[START GIVEN INFORMATION]
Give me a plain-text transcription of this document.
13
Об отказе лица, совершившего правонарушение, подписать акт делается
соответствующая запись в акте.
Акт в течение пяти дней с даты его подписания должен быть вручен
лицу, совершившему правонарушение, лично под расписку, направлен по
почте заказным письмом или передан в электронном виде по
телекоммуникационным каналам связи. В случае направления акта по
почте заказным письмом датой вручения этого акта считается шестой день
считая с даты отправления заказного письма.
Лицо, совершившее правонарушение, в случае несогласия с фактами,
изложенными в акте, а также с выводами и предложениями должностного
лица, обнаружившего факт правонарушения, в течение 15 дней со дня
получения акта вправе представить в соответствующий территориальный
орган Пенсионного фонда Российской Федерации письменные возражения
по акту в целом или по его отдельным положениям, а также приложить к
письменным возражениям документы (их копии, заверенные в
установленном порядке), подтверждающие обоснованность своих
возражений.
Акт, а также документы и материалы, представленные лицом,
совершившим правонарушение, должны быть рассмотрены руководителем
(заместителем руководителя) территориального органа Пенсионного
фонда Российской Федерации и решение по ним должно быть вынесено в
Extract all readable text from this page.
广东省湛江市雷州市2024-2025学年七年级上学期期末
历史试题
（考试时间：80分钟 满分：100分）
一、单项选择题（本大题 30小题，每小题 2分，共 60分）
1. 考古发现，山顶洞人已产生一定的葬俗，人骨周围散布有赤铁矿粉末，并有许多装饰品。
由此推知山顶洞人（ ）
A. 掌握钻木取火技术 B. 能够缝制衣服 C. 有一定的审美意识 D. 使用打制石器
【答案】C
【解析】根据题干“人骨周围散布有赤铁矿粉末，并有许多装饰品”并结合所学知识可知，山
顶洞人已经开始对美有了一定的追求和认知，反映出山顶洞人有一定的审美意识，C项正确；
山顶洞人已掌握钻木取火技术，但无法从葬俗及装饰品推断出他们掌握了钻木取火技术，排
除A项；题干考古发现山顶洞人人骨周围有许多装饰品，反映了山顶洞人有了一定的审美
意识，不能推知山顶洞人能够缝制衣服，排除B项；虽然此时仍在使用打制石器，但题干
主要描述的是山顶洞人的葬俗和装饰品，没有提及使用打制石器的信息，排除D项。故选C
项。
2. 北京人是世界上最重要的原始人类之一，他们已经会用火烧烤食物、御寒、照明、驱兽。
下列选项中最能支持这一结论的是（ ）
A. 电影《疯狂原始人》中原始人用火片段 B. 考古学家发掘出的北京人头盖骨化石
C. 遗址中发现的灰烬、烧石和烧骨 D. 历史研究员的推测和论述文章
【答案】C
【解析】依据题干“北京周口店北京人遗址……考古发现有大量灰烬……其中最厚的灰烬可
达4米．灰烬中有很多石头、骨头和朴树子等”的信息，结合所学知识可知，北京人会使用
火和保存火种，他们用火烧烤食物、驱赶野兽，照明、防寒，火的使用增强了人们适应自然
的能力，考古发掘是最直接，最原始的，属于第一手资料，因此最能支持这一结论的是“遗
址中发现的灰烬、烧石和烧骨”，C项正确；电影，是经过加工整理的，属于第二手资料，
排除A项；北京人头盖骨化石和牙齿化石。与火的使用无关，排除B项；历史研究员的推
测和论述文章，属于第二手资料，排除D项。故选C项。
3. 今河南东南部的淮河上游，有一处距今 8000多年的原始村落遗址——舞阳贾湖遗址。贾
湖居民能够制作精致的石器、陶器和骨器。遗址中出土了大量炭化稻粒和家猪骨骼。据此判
[END GIVEN INFORMATION]
Nothing in the listing may be changed; retype it all exactly.

▸ **SOLUTION TO THE EXERCISE**:
Give me a plain-text transcription of this document.
13
Об отказе лица, совершившего правонарушение, подписать акт делается
соответствующая запись в акте.
Акт в течение пяти дней с даты его подписания должен быть вручен
лицу, совершившему правонарушение, лично под расписку, направлен по
почте заказным письмом или передан в электронном виде по
телекоммуникационным каналам связи. В случае направления акта по
почте заказным письмом датой вручения этого акта считается шестой день
считая с даты отправления заказного письма.
Лицо, совершившее правонарушение, в случае несогласия с фактами,
изложенными в акте, а также с выводами и предложениями должностного
лица, обнаружившего факт правонарушения, в течение 15 дней со дня
получения акта вправе представить в соответствующий территориальный
орган Пенсионного фонда Российской Федерации письменные возражения
по акту в целом или по его отдельным положениям, а также приложить к
письменным возражениям документы (их копии, заверенные в
установленном порядке), подтверждающие обоснованность своих
возражений.
Акт, а также документы и материалы, представленные лицом,
совершившим правонарушение, должны быть рассмотрены руководителем
(заместителем руководителя) территориального органа Пенсионного
фонда Российской Федерации и решение по ним должно быть вынесено в
Extract all readable text from this page.
广东省湛江市雷州市2024-2025学年七年级上学期期末
历史试题
（考试时间：80分钟 满分：100分）
一、单项选择题（本大题 30小题，每小题 2分，共 60分）
1. 考古发现，山顶洞人已产生一定的葬俗，人骨周围散布有赤铁矿粉末，并有许多装饰品。
由此推知山顶洞人（ ）
A. 掌握钻木取火技术 B. 能够缝制衣服 C. 有一定的审美意识 D. 使用打制石器
【答案】C
【解析】根据题干“人骨周围散布有赤铁矿粉末，并有许多装饰品”并结合所学知识可知，山
顶洞人已经开始对美有了一定的追求和认知，反映出山顶洞人有一定的审美意识，C项正确；
山顶洞人已掌握钻木取火技术，但无法从葬俗及装饰品推断出他们掌握了钻木取火技术，排
除A项；题干考古发现山顶洞人人骨周围有许多装饰品，反映了山顶洞人有了一定的审美
意识，不能推知山顶洞人能够缝制衣服，排除B项；虽然此时仍在使用打制石器，但题干
主要描述的是山顶洞人的葬俗和装饰品，没有提及使用打制石器的信息，排除D项。故选C
项。
2. 北京人是世界上最重要的原始人类之一，他们已经会用火烧烤食物、御寒、照明、驱兽。
下列选项中最能支持这一结论的是（ ）
A. 电影《疯狂原始人》中原始人用火片段 B. 考古学家发掘出的北京人头盖骨化石
C. 遗址中发现的灰烬、烧石和烧骨 D. 历史研究员的推测和论述文章
【答案】C
【解析】依据题干“北京周口店北京人遗址……考古发现有大量灰烬……其中最厚的灰烬可
达4米．灰烬中有很多石头、骨头和朴树子等”的信息，结合所学知识可知，北京人会使用
火和保存火种，他们用火烧烤食物、驱赶野兽，照明、防寒，火的使用增强了人们适应自然
的能力，考古发掘是最直接，最原始的，属于第一手资料，因此最能支持这一结论的是“遗
址中发现的灰烬、烧石和烧骨”，C项正确；电影，是经过加工整理的，属于第二手资料，
排除A项；北京人头盖骨化石和牙齿化石。与火的使用无关，排除B项；历史研究员的推
测和论述文章，属于第二手资料，排除D项。故选C项。
3. 今河南东南部的淮河上游，有一处距今 8000多年的原始村落遗址——舞阳贾湖遗址。贾
湖居民能够制作精致的石器、陶器和骨器。遗址中出土了大量炭化稻粒和家猪骨骼。据此判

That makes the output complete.